▸ **EXTRACTED ENTRIES**:
## BEGIN

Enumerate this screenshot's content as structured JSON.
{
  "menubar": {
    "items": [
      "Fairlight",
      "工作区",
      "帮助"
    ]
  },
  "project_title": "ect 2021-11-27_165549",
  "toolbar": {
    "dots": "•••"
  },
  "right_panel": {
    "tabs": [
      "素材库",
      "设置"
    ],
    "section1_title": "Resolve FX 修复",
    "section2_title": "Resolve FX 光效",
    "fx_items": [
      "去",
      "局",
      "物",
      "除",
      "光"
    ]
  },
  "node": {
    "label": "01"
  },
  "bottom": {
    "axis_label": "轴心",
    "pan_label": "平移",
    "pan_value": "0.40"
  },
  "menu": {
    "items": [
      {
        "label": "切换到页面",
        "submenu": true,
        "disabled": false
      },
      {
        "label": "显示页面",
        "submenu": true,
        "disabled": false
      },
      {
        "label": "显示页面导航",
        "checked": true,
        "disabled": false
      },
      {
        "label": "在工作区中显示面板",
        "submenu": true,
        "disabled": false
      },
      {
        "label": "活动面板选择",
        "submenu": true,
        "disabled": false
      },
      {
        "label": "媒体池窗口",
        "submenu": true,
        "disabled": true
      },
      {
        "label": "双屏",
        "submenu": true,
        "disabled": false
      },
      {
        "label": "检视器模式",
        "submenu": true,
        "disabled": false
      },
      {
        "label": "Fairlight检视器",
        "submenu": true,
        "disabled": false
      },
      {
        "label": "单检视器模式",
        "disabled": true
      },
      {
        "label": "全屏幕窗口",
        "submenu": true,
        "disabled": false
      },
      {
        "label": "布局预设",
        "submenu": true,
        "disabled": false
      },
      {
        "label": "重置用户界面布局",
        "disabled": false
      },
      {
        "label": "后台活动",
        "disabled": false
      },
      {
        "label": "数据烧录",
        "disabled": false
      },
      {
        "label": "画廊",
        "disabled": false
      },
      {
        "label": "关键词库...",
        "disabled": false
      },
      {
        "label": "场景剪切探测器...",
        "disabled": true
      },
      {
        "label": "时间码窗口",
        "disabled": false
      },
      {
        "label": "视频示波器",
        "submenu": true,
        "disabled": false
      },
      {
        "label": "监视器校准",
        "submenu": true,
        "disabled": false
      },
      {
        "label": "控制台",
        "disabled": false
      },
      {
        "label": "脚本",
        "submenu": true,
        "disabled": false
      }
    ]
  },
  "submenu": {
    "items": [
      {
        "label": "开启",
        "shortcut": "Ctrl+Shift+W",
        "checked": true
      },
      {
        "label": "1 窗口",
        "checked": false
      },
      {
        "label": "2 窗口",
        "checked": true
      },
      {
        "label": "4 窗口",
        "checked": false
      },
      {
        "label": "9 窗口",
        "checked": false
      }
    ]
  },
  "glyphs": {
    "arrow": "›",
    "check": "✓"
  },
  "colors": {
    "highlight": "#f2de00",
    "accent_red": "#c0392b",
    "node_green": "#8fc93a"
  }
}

## END

▸ **STATED TASK**: Tell how many lines of the data above hold the string "Resolve". Give only the number.

▸ **REPLY**: 2